> _BRIEF_
Would you quote every entry exactly, dropping only the pictures?

____ PROVIDED RECORDS

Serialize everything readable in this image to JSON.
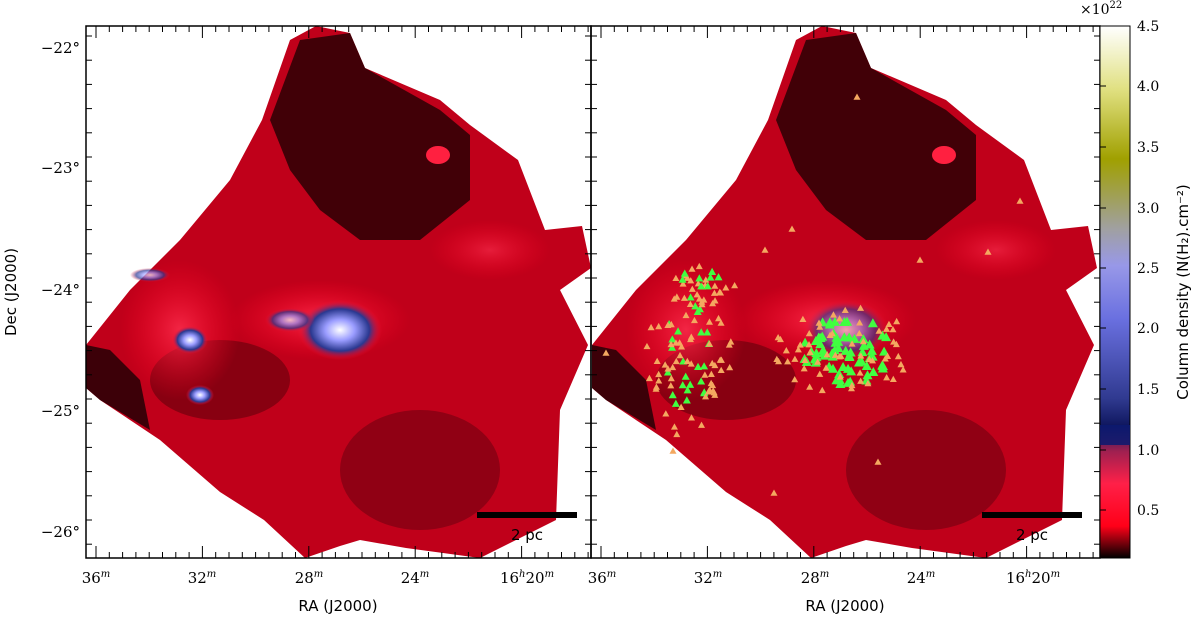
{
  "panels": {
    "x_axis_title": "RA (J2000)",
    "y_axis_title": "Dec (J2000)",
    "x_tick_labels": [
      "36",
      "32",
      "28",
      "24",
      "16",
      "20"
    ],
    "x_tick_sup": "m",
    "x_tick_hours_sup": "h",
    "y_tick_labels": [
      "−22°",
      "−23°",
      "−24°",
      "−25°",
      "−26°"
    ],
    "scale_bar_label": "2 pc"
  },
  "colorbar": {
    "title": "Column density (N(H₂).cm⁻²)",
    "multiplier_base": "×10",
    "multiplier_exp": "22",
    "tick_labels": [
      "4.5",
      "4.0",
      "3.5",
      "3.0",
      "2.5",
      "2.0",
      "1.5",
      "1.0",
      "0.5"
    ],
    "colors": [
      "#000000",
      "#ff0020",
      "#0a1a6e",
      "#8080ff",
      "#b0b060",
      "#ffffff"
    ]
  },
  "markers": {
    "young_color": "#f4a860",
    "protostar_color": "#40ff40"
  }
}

________

> _FINISHED TASK_
Serialize everything readable in this image to JSON.
{
  "panels": {
    "x_axis_title": "RA (J2000)",
    "y_axis_title": "Dec (J2000)",
    "x_tick_labels": [
      "36",
      "32",
      "28",
      "24",
      "16",
      "20"
    ],
    "x_tick_sup": "m",
    "x_tick_hours_sup": "h",
    "y_tick_labels": [
      "−22°",
      "−23°",
      "−24°",
      "−25°",
      "−26°"
    ],
    "scale_bar_label": "2 pc"
  },
  "colorbar": {
    "title": "Column density (N(H₂).cm⁻²)",
    "multiplier_base": "×10",
    "multiplier_exp": "22",
    "tick_labels": [
      "4.5",
      "4.0",
      "3.5",
      "3.0",
      "2.5",
      "2.0",
      "1.5",
      "1.0",
      "0.5"
    ],
    "colors": [
      "#000000",
      "#ff0020",
      "#0a1a6e",
      "#8080ff",
      "#b0b060",
      "#ffffff"
    ]
  },
  "markers": {
    "young_color": "#f4a860",
    "protostar_color": "#40ff40"
  }
}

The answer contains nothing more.